• Task requirements
Copy out the data below verbatim.

◇ ◇ ◇ ◇ ◇ ◇ ◇

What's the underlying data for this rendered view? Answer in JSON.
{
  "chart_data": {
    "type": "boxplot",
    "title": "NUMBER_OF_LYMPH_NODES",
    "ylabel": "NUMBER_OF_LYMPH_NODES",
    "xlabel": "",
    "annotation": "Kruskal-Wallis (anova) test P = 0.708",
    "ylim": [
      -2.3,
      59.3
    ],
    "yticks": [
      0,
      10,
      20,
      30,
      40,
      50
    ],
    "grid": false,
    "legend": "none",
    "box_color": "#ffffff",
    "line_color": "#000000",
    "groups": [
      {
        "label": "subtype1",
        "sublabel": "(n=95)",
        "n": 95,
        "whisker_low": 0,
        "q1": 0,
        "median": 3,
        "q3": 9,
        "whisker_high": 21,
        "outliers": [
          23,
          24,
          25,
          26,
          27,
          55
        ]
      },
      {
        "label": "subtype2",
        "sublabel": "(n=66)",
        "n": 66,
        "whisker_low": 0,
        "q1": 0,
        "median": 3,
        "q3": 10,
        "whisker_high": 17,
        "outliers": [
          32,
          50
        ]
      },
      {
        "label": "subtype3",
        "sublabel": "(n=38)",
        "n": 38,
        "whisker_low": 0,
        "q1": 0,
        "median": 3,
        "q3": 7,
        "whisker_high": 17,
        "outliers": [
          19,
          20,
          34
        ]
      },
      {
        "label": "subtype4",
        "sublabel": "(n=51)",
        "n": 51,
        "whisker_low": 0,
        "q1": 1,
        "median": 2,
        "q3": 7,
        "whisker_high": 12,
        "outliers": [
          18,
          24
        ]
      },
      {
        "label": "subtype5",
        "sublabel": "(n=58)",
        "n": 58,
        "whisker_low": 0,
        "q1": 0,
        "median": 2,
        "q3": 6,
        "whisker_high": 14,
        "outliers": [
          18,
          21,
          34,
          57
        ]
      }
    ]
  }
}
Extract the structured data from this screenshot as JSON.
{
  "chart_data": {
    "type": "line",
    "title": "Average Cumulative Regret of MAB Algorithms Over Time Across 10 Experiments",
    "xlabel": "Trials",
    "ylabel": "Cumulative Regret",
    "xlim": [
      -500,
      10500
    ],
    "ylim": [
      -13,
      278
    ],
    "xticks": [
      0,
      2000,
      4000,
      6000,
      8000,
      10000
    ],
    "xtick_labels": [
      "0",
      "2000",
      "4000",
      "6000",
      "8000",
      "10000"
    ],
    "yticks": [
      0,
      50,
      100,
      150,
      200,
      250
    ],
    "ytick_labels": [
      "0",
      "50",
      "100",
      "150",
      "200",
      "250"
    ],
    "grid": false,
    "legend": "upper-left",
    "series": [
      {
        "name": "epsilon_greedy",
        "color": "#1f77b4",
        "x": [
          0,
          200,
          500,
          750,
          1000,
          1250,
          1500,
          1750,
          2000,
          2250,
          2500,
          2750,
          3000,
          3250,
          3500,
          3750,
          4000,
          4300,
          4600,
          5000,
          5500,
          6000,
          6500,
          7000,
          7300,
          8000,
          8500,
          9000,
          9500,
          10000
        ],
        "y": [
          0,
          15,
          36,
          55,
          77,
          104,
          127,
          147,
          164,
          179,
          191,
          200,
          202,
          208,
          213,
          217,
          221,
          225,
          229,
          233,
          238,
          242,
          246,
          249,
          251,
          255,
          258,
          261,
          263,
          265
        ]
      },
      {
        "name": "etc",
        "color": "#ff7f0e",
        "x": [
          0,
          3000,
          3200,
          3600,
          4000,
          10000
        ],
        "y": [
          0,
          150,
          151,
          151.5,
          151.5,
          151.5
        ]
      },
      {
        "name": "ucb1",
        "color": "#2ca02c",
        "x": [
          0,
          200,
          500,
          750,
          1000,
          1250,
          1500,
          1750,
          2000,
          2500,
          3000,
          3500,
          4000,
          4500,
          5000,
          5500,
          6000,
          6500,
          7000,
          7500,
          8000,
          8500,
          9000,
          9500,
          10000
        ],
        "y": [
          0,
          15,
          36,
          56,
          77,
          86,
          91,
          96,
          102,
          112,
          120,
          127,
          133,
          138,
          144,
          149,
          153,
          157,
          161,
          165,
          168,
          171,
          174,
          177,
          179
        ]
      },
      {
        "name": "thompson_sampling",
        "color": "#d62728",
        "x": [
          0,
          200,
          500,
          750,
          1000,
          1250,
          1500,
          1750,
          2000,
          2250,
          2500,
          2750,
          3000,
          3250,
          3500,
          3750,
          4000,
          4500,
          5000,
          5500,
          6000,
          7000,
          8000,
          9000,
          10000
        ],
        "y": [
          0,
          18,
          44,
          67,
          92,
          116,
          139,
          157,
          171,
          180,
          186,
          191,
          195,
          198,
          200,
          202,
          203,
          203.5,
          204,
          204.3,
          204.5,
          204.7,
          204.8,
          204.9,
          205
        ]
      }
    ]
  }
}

◇ ◇ ◇ ◇ ◇ ◇ ◇

• Solution to this problem
What's the underlying data for this rendered view? Answer in JSON.
{
  "chart_data": {
    "type": "boxplot",
    "title": "NUMBER_OF_LYMPH_NODES",
    "ylabel": "NUMBER_OF_LYMPH_NODES",
    "xlabel": "",
    "annotation": "Kruskal-Wallis (anova) test P = 0.708",
    "ylim": [
      -2.3,
      59.3
    ],
    "yticks": [
      0,
      10,
      20,
      30,
      40,
      50
    ],
    "grid": false,
    "legend": "none",
    "box_color": "#ffffff",
    "line_color": "#000000",
    "groups": [
      {
        "label": "subtype1",
        "sublabel": "(n=95)",
        "n": 95,
        "whisker_low": 0,
        "q1": 0,
        "median": 3,
        "q3": 9,
        "whisker_high": 21,
        "outliers": [
          23,
          24,
          25,
          26,
          27,
          55
        ]
      },
      {
        "label": "subtype2",
        "sublabel": "(n=66)",
        "n": 66,
        "whisker_low": 0,
        "q1": 0,
        "median": 3,
        "q3": 10,
        "whisker_high": 17,
        "outliers": [
          32,
          50
        ]
      },
      {
        "label": "subtype3",
        "sublabel": "(n=38)",
        "n": 38,
        "whisker_low": 0,
        "q1": 0,
        "median": 3,
        "q3": 7,
        "whisker_high": 17,
        "outliers": [
          19,
          20,
          34
        ]
      },
      {
        "label": "subtype4",
        "sublabel": "(n=51)",
        "n": 51,
        "whisker_low": 0,
        "q1": 1,
        "median": 2,
        "q3": 7,
        "whisker_high": 12,
        "outliers": [
          18,
          24
        ]
      },
      {
        "label": "subtype5",
        "sublabel": "(n=58)",
        "n": 58,
        "whisker_low": 0,
        "q1": 0,
        "median": 2,
        "q3": 6,
        "whisker_high": 14,
        "outliers": [
          18,
          21,
          34,
          57
        ]
      }
    ]
  }
}
Extract the structured data from this screenshot as JSON.
{
  "chart_data": {
    "type": "line",
    "title": "Average Cumulative Regret of MAB Algorithms Over Time Across 10 Experiments",
    "xlabel": "Trials",
    "ylabel": "Cumulative Regret",
    "xlim": [
      -500,
      10500
    ],
    "ylim": [
      -13,
      278
    ],
    "xticks": [
      0,
      2000,
      4000,
      6000,
      8000,
      10000
    ],
    "xtick_labels": [
      "0",
      "2000",
      "4000",
      "6000",
      "8000",
      "10000"
    ],
    "yticks": [
      0,
      50,
      100,
      150,
      200,
      250
    ],
    "ytick_labels": [
      "0",
      "50",
      "100",
      "150",
      "200",
      "250"
    ],
    "grid": false,
    "legend": "upper-left",
    "series": [
      {
        "name": "epsilon_greedy",
        "color": "#1f77b4",
        "x": [
          0,
          200,
          500,
          750,
          1000,
          1250,
          1500,
          1750,
          2000,
          2250,
          2500,
          2750,
          3000,
          3250,
          3500,
          3750,
          4000,
          4300,
          4600,
          5000,
          5500,
          6000,
          6500,
          7000,
          7300,
          8000,
          8500,
          9000,
          9500,
          10000
        ],
        "y": [
          0,
          15,
          36,
          55,
          77,
          104,
          127,
          147,
          164,
          179,
          191,
          200,
          202,
          208,
          213,
          217,
          221,
          225,
          229,
          233,
          238,
          242,
          246,
          249,
          251,
          255,
          258,
          261,
          263,
          265
        ]
      },
      {
        "name": "etc",
        "color": "#ff7f0e",
        "x": [
          0,
          3000,
          3200,
          3600,
          4000,
          10000
        ],
        "y": [
          0,
          150,
          151,
          151.5,
          151.5,
          151.5
        ]
      },
      {
        "name": "ucb1",
        "color": "#2ca02c",
        "x": [
          0,
          200,
          500,
          750,
          1000,
          1250,
          1500,
          1750,
          2000,
          2500,
          3000,
          3500,
          4000,
          4500,
          5000,
          5500,
          6000,
          6500,
          7000,
          7500,
          8000,
          8500,
          9000,
          9500,
          10000
        ],
        "y": [
          0,
          15,
          36,
          56,
          77,
          86,
          91,
          96,
          102,
          112,
          120,
          127,
          133,
          138,
          144,
          149,
          153,
          157,
          161,
          165,
          168,
          171,
          174,
          177,
          179
        ]
      },
      {
        "name": "thompson_sampling",
        "color": "#d62728",
        "x": [
          0,
          200,
          500,
          750,
          1000,
          1250,
          1500,
          1750,
          2000,
          2250,
          2500,
          2750,
          3000,
          3250,
          3500,
          3750,
          4000,
          4500,
          5000,
          5500,
          6000,
          7000,
          8000,
          9000,
          10000
        ],
        "y": [
          0,
          18,
          44,
          67,
          92,
          116,
          139,
          157,
          171,
          180,
          186,
          191,
          195,
          198,
          200,
          202,
          203,
          203.5,
          204,
          204.3,
          204.5,
          204.7,
          204.8,
          204.9,
          205
        ]
      }
    ]
  }
}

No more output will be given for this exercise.